start
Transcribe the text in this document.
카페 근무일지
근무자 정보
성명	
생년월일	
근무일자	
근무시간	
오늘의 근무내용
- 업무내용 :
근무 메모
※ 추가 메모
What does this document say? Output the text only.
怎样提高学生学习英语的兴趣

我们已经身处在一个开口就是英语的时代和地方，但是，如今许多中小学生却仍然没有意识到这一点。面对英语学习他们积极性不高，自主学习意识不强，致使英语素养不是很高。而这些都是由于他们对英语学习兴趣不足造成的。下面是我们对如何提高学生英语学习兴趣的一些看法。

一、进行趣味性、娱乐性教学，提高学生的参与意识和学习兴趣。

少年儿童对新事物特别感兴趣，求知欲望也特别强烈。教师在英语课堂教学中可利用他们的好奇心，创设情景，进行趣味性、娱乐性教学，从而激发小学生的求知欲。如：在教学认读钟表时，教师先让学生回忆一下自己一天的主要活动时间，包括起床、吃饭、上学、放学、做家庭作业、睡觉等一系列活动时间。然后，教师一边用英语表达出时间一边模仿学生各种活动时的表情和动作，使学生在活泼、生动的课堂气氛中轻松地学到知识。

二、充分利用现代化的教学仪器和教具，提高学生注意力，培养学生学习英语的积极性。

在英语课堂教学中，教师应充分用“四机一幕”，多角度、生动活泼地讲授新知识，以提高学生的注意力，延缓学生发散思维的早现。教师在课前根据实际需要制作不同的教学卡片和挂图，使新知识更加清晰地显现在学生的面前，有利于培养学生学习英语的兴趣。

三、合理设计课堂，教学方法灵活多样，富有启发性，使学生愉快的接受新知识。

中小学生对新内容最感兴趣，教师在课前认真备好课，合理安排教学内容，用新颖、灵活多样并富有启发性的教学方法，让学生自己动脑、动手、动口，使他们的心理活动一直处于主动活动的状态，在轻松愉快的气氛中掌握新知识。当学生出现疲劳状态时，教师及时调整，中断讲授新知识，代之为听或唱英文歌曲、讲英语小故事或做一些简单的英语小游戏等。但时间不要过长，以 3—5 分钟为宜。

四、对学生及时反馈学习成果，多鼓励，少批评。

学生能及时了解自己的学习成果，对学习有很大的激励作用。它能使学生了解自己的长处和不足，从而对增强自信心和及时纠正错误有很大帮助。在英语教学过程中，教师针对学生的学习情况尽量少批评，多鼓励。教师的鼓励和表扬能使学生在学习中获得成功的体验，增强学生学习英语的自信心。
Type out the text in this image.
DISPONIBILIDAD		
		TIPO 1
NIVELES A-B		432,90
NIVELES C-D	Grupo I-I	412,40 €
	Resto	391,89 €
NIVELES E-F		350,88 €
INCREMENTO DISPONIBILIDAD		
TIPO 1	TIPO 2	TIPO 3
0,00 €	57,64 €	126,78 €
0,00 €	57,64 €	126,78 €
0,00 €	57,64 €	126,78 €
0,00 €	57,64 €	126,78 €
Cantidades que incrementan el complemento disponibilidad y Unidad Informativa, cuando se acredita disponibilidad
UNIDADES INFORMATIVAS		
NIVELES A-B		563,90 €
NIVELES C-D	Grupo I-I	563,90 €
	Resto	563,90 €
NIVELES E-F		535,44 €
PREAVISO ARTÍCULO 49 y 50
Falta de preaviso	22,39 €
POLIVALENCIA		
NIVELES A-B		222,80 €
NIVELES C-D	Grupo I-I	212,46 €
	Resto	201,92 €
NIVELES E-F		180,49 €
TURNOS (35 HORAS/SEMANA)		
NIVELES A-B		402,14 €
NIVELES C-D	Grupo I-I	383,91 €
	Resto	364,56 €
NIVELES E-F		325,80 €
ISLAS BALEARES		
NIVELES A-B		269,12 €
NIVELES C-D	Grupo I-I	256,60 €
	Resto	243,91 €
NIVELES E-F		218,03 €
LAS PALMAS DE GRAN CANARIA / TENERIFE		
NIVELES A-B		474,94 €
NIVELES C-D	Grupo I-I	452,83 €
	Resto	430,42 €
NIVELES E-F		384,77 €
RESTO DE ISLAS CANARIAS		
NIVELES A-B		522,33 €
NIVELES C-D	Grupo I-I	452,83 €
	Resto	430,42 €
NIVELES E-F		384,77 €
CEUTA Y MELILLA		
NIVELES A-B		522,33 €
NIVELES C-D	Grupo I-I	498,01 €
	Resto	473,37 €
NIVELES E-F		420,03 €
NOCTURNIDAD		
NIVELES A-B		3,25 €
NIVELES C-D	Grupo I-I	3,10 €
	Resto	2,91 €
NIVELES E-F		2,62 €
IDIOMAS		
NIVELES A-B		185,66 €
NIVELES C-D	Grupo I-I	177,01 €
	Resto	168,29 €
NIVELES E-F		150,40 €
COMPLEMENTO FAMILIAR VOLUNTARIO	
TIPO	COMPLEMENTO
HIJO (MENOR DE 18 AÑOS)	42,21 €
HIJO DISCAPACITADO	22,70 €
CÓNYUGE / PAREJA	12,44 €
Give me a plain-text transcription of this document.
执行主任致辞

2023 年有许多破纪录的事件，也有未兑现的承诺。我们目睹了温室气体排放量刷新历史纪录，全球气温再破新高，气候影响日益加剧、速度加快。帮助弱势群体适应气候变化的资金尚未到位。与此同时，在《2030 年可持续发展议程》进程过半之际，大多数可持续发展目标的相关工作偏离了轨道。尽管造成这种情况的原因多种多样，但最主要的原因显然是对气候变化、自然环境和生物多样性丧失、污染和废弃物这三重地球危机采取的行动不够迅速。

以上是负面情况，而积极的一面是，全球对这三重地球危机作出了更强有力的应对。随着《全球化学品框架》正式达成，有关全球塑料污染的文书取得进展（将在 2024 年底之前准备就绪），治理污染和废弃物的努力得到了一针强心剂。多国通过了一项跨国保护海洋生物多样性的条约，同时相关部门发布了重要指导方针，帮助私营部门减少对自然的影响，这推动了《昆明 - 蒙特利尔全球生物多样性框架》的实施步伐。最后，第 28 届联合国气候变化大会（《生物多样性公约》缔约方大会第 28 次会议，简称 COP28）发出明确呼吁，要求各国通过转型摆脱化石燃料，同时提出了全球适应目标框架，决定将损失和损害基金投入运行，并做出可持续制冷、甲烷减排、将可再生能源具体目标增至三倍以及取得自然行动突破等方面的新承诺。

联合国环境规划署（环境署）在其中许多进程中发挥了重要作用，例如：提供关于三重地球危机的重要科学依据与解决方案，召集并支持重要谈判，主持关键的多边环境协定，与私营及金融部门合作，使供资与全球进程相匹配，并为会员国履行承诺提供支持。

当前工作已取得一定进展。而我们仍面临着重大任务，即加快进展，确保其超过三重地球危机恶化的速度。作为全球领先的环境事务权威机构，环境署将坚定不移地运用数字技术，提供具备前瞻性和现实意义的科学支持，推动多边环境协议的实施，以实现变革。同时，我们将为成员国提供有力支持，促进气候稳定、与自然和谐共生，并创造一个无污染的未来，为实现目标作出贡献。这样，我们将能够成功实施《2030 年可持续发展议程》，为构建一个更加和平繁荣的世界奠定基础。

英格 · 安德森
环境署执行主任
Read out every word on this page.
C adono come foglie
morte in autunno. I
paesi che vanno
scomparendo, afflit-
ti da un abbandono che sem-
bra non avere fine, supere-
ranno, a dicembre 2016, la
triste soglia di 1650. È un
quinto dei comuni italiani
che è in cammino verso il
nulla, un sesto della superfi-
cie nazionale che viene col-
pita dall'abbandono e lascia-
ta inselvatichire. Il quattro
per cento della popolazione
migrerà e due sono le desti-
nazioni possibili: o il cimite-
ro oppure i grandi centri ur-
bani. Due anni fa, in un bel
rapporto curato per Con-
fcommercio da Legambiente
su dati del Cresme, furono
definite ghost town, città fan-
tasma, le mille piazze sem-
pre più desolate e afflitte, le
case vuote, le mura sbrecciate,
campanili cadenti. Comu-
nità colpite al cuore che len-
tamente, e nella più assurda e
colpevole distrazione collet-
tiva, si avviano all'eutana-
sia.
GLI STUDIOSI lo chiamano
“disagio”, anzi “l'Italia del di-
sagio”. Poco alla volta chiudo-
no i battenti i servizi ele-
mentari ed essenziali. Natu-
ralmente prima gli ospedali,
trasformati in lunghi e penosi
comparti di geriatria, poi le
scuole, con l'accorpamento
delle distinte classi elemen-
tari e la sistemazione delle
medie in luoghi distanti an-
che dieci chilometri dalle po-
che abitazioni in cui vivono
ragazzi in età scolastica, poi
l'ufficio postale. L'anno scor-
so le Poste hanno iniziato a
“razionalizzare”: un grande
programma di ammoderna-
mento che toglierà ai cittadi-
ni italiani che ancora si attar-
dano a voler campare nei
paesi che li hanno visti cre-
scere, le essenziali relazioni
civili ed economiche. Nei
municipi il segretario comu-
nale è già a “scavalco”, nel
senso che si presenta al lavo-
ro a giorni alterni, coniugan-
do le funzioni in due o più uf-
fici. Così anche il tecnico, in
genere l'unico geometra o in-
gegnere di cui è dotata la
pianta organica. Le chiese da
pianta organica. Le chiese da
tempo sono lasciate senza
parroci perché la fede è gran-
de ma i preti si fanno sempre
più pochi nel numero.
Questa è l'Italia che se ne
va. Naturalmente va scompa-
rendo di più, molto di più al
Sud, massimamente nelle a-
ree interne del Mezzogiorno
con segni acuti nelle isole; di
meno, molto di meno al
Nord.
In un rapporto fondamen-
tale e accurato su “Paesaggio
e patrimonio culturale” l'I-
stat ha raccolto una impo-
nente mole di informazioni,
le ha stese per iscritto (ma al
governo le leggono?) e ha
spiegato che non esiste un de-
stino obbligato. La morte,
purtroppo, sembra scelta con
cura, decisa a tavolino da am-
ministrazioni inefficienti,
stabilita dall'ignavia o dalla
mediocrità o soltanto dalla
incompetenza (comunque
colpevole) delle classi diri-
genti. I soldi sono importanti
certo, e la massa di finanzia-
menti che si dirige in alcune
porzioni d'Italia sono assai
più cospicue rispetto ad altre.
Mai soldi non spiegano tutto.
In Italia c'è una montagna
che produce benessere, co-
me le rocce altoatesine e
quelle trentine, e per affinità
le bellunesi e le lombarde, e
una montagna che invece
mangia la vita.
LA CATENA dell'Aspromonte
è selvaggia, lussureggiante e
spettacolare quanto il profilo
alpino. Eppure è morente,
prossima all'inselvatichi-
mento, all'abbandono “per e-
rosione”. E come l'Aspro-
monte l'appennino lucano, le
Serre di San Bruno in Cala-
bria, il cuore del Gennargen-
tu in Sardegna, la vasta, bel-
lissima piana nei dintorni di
end
Exercise task: Find the lines of the material that hold the word "essenziali" and report their count alone.

Output: 2